PROMPT
How many lines of the data include the string "Other"? State that number alone.

++++ EXTRACTED RECORDS

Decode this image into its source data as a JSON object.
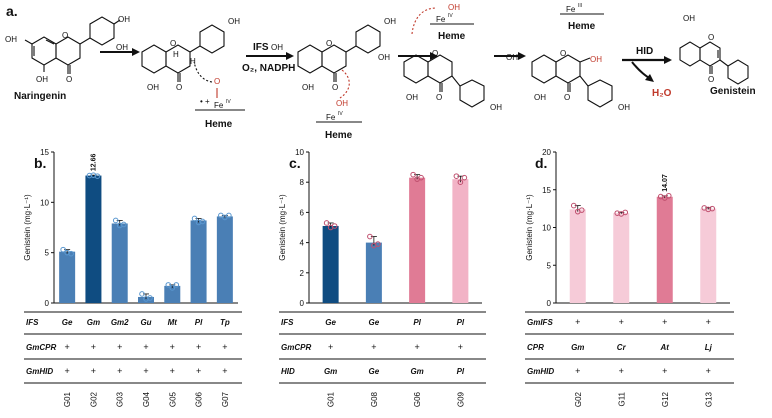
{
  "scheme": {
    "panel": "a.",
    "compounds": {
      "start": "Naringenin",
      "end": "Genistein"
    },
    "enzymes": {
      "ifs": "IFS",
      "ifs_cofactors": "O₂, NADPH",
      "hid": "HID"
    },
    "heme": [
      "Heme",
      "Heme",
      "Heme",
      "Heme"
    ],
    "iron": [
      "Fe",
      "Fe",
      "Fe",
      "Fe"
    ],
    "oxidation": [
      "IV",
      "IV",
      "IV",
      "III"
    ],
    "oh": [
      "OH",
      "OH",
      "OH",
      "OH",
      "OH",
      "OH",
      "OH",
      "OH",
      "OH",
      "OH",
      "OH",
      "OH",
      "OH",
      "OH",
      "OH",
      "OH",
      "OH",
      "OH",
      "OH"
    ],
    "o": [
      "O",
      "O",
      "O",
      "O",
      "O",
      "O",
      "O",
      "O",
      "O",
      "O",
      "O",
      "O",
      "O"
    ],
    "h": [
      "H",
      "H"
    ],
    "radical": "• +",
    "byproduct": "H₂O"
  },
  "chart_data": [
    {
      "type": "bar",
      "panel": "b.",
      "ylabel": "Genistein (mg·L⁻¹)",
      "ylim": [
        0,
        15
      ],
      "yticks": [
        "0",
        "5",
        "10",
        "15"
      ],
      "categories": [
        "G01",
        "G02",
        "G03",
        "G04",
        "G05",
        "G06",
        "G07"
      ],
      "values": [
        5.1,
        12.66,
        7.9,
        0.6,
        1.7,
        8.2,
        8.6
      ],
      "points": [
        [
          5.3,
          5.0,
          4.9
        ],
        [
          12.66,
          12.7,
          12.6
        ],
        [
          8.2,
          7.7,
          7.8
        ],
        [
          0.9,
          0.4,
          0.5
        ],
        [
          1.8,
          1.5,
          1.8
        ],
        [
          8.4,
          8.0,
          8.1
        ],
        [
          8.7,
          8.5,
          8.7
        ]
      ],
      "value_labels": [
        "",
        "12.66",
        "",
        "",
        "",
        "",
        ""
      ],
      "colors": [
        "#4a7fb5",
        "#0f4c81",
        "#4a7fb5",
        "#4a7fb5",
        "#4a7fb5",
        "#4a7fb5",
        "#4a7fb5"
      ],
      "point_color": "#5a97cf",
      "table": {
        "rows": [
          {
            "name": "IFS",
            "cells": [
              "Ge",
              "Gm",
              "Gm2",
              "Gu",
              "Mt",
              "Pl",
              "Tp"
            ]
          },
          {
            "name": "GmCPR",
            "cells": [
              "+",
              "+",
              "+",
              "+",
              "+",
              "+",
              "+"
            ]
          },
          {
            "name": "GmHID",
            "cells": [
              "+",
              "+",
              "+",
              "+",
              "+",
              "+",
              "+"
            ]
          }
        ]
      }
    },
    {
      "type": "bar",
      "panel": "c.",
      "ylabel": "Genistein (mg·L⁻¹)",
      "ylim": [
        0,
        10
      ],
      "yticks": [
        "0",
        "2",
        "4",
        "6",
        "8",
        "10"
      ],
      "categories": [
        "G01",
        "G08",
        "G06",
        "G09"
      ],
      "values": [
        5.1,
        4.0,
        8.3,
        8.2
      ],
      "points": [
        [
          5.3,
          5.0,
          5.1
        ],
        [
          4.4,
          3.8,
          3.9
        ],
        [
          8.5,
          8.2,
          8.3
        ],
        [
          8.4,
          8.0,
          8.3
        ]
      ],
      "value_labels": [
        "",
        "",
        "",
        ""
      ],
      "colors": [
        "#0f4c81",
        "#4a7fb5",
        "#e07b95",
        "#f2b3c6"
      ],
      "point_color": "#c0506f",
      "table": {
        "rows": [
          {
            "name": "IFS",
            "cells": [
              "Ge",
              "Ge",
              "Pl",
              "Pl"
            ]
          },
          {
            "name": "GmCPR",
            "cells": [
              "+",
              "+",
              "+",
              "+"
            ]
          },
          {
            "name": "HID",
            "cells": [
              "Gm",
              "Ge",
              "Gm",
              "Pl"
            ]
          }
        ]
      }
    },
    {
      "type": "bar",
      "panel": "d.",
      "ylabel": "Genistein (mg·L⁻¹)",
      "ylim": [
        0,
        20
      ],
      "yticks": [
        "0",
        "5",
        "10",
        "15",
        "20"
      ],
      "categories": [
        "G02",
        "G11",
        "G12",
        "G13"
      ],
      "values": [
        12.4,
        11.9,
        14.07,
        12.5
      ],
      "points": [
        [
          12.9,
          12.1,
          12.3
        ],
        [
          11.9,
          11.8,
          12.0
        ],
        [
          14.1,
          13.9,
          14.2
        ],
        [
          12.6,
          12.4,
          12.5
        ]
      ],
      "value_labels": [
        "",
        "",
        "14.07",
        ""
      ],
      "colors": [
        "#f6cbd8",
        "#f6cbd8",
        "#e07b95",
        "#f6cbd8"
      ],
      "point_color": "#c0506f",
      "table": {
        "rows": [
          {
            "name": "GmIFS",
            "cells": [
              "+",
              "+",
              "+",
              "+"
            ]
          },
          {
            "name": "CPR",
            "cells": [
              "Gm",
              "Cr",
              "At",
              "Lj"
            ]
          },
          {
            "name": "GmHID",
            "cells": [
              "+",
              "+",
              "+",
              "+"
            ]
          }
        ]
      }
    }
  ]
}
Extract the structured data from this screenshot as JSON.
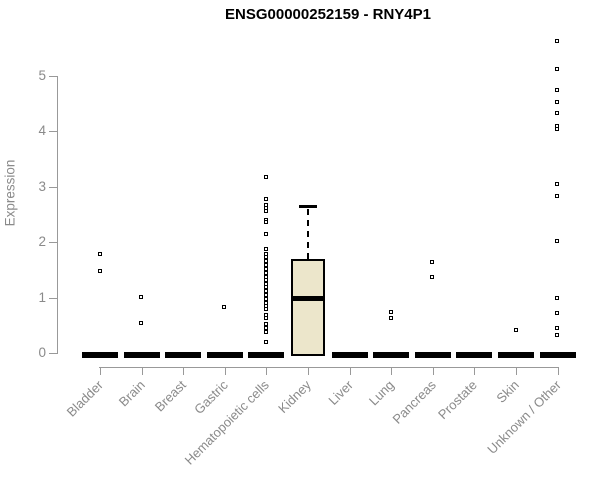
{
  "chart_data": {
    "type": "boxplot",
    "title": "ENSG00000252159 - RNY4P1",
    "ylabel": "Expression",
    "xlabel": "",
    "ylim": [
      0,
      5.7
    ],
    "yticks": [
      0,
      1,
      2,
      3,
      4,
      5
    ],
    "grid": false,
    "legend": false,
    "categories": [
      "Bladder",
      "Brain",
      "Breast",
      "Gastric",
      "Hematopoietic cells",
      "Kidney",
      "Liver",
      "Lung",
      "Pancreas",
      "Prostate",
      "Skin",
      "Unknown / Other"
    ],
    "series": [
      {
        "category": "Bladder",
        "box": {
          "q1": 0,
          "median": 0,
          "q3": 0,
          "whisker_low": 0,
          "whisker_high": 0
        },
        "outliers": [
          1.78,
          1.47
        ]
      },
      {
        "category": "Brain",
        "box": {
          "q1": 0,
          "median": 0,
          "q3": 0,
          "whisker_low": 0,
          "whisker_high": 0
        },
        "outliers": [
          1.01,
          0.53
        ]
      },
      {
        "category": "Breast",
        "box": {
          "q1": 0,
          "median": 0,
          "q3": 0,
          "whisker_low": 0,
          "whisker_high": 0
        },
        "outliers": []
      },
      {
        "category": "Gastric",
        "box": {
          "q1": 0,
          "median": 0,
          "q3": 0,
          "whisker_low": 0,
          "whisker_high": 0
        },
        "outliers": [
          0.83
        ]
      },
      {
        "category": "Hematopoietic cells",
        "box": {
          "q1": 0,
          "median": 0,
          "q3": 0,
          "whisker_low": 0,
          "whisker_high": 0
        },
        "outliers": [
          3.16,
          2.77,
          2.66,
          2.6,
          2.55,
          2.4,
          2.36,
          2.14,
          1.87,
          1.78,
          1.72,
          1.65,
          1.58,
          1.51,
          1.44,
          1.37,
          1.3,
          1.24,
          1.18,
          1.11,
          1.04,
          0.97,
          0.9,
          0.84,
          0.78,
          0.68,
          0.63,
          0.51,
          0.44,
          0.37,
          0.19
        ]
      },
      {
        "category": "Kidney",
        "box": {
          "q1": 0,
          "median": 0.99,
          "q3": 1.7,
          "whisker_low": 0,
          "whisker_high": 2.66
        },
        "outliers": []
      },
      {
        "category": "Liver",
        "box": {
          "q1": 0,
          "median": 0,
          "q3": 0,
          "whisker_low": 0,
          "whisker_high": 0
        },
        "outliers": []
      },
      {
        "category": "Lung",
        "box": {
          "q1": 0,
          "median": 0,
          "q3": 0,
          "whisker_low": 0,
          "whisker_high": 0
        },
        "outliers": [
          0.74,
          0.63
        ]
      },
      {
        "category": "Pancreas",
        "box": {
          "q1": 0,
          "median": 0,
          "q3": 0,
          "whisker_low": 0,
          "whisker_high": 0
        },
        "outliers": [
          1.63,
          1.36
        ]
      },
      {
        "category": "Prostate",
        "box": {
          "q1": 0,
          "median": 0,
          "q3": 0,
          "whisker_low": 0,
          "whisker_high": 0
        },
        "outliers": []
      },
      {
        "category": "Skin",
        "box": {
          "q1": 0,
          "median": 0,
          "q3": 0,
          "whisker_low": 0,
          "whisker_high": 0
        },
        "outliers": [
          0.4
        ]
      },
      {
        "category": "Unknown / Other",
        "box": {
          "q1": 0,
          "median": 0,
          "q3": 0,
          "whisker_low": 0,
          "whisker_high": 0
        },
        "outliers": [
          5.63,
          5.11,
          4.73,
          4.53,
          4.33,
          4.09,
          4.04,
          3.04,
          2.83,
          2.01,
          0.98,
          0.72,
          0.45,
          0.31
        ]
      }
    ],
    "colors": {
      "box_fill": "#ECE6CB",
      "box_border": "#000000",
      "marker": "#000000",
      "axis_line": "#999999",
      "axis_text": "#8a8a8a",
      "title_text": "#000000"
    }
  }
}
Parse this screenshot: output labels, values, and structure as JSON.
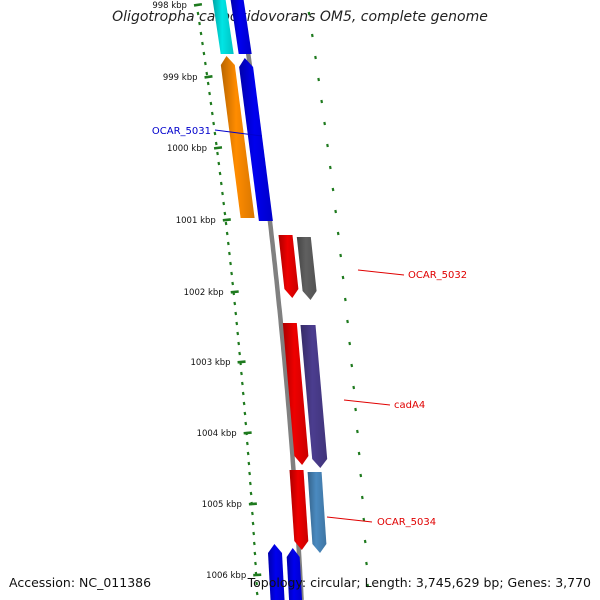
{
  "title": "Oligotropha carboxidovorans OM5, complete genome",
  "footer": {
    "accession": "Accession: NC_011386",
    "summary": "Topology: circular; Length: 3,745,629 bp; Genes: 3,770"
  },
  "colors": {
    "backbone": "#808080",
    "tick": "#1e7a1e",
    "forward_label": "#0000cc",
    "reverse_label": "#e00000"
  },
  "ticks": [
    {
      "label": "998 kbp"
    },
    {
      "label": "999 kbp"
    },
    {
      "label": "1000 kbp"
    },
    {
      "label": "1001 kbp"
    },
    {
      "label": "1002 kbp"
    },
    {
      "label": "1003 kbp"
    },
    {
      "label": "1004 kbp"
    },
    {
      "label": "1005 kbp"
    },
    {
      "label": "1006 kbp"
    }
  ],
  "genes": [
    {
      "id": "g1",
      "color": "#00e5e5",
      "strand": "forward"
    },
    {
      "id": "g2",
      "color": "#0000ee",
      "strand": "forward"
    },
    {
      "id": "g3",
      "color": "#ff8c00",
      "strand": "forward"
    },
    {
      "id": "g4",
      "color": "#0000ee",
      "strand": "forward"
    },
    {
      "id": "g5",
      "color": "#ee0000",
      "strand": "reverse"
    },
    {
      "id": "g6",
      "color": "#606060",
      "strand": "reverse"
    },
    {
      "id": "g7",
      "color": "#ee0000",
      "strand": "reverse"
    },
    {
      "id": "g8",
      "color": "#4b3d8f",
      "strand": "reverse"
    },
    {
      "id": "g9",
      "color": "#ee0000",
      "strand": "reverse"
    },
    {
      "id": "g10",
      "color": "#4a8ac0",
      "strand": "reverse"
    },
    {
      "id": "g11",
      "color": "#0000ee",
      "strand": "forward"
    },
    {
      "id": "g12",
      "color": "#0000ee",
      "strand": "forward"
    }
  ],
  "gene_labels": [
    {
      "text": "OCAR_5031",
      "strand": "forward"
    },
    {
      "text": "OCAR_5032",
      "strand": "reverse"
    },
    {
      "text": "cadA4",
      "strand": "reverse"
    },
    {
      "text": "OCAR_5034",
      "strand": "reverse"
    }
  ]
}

++++++++

RESULT OF THE TASK
2